Stored data
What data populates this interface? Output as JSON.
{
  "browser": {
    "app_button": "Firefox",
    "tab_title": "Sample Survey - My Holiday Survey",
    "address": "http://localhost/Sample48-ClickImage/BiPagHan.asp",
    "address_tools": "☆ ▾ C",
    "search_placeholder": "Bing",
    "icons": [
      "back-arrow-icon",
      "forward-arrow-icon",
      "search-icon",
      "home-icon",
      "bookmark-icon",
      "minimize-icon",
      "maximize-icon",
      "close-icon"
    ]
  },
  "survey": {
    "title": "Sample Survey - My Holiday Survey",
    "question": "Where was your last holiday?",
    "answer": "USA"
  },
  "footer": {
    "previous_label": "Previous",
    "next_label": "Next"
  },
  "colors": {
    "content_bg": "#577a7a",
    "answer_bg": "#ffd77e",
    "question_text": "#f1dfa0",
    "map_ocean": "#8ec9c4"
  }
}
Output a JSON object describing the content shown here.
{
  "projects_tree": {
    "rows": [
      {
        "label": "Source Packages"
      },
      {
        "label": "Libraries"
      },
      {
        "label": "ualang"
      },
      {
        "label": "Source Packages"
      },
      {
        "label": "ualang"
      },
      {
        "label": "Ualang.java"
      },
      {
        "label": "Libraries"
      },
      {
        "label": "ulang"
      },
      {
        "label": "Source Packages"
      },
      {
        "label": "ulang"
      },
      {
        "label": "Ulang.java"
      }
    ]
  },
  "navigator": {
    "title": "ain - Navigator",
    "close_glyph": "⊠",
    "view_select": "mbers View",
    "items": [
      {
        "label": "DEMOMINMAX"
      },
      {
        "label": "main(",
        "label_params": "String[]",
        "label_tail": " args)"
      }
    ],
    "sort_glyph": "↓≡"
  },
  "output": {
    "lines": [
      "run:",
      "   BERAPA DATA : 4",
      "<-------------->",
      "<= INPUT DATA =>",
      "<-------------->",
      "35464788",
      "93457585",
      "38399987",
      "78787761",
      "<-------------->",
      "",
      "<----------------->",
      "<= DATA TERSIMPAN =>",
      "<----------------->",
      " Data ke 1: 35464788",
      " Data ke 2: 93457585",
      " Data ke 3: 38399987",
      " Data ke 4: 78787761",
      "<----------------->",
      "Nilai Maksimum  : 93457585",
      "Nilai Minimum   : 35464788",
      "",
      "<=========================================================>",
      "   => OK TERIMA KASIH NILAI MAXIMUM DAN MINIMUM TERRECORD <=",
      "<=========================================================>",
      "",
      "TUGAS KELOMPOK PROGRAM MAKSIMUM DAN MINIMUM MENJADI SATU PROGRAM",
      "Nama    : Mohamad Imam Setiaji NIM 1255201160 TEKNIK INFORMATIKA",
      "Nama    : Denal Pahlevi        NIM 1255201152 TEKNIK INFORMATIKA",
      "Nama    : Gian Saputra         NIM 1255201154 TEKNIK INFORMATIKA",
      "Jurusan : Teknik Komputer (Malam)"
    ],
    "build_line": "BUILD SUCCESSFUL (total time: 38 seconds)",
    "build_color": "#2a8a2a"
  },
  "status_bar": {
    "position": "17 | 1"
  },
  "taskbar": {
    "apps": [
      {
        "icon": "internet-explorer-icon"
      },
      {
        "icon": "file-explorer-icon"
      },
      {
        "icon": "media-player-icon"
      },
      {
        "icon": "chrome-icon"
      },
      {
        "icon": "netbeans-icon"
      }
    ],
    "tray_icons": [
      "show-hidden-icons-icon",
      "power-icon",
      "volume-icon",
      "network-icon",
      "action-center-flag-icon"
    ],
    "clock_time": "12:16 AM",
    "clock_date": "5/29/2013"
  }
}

* * *

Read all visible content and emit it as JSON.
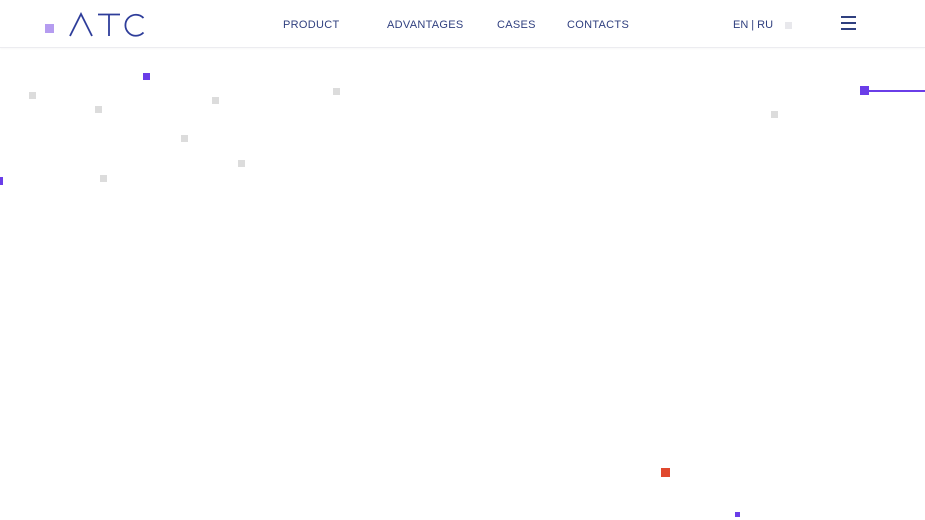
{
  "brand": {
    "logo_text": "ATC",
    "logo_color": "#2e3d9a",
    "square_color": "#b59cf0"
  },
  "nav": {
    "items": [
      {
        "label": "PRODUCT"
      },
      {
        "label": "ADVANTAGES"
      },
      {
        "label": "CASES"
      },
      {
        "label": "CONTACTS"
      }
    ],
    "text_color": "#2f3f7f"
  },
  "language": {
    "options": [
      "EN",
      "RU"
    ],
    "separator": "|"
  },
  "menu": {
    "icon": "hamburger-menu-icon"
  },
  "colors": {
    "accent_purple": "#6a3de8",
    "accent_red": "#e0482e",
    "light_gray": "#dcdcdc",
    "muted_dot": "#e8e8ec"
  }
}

## [Given instruction]
In the records above, find each line that holds the word "INFORMATIKA"; copy all such lines.

## [Response for this exercise]
      "Nama    : Mohamad Imam Setiaji NIM 1255201160 TEKNIK INFORMATIKA",
      "Nama    : Denal Pahlevi        NIM 1255201152 TEKNIK INFORMATIKA",
      "Nama    : Gian Saputra         NIM 1255201154 TEKNIK INFORMATIKA",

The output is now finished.